» **EXERCISE OBJECTIVE**: Of the lines in the data below, count the ones holding the string "formula", and answer with that number only.

» **STORED RECORDS**:
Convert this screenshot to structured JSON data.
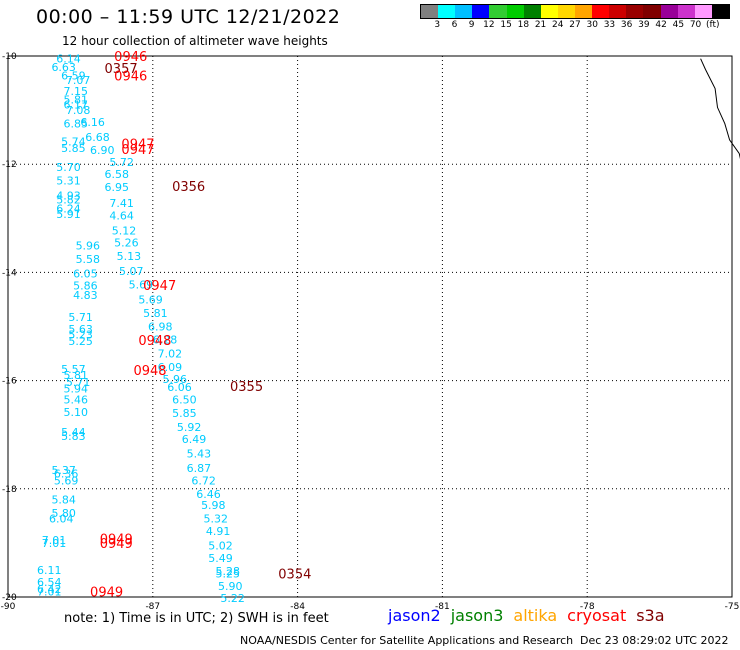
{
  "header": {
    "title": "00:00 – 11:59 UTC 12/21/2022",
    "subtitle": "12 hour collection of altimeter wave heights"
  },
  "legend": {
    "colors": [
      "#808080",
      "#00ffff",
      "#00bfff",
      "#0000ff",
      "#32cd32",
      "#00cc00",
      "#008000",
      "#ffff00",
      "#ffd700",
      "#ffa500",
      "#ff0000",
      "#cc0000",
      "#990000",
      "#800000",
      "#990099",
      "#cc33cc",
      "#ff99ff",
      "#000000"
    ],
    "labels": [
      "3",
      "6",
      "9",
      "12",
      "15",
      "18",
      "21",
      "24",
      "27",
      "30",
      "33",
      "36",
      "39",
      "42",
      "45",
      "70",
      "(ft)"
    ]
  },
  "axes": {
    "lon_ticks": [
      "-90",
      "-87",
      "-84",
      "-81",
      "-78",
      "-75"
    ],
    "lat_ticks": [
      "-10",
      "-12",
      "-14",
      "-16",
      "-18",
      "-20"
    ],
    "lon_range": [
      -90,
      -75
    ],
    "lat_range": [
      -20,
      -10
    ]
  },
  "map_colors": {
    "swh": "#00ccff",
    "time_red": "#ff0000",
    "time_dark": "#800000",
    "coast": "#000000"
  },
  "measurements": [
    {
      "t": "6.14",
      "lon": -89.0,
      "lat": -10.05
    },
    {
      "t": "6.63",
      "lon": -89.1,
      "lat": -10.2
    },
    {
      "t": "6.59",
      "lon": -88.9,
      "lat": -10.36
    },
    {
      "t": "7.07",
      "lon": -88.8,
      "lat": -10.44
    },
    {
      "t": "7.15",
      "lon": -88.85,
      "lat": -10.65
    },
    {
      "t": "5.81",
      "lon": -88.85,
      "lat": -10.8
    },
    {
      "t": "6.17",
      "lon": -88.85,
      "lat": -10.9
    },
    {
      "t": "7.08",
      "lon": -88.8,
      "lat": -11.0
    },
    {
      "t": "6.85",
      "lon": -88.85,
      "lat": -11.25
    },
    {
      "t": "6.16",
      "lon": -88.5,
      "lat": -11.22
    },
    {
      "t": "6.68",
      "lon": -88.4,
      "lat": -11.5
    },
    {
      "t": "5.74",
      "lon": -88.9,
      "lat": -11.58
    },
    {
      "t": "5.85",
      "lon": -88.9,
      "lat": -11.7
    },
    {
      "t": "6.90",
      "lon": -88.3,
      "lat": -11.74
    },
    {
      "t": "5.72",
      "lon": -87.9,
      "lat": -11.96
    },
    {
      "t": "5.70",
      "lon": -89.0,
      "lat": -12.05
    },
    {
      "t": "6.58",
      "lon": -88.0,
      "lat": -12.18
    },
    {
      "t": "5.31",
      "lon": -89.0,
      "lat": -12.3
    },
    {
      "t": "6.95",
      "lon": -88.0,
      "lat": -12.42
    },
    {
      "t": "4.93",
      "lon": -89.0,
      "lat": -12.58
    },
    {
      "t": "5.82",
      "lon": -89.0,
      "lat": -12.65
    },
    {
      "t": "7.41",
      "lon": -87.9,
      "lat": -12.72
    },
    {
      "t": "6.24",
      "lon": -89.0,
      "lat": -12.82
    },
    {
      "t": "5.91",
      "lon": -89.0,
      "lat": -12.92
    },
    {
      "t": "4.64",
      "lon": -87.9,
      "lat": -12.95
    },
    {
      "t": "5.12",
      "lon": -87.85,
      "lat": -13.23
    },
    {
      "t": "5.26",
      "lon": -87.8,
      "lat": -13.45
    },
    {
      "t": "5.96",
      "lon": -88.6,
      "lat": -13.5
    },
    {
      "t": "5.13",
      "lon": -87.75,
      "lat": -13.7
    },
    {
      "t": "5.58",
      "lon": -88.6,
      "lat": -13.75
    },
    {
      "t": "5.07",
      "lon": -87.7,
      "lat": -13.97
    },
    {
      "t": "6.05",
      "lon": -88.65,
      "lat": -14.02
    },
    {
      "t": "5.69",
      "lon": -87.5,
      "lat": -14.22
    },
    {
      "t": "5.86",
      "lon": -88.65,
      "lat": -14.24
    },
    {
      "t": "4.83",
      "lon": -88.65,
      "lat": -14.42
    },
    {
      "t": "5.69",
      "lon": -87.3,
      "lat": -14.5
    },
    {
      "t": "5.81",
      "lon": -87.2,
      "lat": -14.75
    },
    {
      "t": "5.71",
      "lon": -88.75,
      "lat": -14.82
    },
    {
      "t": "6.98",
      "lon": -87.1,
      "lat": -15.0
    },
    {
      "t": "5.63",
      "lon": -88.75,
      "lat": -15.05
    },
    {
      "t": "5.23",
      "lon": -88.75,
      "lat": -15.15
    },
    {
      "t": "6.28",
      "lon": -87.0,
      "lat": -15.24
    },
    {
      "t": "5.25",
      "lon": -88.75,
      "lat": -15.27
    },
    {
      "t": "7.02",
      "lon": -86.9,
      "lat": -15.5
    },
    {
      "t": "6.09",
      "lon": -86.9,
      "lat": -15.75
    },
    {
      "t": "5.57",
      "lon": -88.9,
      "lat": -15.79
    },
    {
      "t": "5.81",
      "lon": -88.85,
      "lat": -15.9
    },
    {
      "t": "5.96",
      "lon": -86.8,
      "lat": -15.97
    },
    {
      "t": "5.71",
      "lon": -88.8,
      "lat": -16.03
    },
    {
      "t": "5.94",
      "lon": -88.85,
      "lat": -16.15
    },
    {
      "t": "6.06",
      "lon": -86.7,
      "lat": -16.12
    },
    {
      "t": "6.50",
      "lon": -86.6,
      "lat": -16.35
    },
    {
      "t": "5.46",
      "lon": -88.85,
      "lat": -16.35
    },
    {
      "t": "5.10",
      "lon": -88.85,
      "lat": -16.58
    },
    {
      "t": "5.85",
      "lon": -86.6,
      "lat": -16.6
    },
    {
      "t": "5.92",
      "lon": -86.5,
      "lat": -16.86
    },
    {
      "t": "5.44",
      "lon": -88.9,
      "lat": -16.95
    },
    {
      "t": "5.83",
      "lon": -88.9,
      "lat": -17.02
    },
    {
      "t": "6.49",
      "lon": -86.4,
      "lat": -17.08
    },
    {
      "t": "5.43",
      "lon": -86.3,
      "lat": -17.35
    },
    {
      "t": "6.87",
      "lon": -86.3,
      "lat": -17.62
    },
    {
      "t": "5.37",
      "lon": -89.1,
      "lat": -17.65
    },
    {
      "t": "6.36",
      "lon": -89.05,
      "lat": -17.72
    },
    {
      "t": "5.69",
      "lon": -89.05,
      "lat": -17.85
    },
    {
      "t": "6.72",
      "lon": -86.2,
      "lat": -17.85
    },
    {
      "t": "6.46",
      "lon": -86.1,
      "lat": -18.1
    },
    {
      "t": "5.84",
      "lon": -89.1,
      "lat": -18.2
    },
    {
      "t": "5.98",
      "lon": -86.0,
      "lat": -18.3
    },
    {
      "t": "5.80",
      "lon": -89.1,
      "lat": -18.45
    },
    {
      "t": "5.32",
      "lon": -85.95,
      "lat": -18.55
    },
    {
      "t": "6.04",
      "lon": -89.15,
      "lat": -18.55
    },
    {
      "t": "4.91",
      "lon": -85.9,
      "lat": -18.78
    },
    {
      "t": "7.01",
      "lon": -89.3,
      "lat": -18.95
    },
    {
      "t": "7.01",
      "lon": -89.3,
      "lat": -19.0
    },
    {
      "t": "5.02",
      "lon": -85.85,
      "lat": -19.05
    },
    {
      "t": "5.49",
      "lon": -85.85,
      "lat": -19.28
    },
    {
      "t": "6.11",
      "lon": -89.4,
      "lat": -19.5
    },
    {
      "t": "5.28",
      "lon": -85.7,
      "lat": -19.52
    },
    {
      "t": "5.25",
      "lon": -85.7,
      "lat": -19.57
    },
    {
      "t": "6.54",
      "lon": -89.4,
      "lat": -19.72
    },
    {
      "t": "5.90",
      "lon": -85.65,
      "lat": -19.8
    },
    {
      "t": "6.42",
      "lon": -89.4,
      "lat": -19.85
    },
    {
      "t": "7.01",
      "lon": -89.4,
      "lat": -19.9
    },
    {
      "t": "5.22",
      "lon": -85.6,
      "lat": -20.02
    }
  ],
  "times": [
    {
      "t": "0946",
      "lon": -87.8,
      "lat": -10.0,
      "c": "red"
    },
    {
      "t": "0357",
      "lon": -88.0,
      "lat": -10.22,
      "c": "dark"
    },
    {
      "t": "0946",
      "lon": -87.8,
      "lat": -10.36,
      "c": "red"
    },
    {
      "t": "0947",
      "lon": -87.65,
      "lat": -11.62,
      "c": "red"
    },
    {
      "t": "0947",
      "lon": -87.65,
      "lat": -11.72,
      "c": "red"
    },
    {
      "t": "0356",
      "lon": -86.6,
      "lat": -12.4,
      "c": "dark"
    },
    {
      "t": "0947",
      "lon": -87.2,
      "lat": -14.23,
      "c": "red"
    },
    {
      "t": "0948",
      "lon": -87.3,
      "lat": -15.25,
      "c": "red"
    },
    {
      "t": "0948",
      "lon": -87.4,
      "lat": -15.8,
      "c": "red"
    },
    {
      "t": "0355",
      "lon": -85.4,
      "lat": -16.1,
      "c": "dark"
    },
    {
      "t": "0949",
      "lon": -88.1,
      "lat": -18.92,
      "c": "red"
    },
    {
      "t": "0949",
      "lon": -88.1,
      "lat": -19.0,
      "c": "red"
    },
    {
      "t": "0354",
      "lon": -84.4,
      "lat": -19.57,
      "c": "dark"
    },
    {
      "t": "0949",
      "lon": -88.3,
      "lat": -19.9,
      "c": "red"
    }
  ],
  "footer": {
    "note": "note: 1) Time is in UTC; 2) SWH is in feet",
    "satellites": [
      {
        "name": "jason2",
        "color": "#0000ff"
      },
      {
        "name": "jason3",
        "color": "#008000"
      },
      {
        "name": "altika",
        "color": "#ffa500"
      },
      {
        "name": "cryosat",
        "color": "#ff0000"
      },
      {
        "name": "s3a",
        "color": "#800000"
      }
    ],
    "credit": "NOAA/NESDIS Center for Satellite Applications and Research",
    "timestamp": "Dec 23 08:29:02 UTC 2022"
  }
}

==

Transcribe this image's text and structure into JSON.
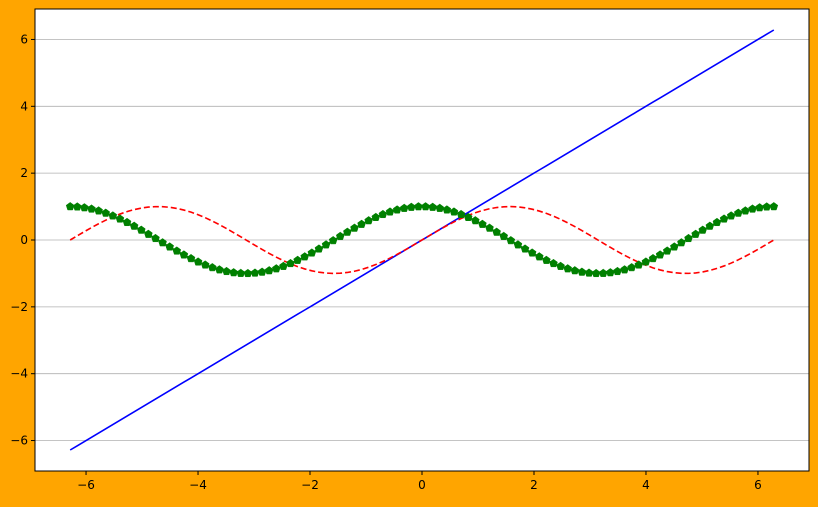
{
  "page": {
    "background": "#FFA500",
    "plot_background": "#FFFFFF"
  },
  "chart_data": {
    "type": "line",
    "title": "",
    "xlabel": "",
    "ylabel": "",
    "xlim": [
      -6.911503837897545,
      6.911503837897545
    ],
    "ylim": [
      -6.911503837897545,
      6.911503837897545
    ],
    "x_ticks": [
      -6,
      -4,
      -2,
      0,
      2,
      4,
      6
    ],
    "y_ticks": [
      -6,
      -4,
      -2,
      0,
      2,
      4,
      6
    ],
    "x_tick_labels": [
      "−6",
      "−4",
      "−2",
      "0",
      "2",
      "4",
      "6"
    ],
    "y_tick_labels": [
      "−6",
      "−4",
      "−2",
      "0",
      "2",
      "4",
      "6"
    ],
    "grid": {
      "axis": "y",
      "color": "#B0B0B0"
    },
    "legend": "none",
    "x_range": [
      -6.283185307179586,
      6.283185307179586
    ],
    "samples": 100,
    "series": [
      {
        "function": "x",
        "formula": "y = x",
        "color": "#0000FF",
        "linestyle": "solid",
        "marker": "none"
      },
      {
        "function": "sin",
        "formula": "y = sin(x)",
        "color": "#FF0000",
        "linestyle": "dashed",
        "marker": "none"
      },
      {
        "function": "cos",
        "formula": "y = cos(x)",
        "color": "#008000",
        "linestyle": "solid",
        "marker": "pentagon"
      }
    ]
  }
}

==

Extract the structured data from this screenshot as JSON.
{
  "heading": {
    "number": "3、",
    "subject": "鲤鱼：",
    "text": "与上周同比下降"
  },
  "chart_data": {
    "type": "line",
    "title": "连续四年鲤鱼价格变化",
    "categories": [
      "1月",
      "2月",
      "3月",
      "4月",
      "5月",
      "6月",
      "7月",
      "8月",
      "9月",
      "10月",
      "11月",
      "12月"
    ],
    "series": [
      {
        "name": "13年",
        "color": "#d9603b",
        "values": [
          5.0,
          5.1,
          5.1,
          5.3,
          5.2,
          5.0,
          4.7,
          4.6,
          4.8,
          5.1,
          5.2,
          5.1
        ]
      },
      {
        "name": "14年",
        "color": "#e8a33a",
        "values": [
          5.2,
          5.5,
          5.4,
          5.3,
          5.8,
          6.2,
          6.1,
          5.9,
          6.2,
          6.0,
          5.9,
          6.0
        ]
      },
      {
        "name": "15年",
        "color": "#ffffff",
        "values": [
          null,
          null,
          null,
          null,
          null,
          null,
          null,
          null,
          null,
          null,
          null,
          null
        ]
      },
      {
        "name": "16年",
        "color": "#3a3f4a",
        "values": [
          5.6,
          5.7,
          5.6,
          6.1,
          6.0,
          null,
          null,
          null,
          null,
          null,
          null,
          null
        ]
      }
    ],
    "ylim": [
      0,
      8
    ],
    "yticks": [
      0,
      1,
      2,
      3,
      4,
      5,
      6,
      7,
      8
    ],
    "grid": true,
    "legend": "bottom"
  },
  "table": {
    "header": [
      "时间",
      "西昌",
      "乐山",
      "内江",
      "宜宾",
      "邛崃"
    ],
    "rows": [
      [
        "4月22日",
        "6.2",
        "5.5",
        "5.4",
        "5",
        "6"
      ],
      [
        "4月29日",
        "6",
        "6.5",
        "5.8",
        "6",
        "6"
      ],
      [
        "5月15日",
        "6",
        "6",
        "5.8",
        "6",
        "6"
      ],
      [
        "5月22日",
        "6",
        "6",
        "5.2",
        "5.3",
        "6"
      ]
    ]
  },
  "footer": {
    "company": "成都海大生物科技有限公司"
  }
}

» **TASK RESPONSE**: 3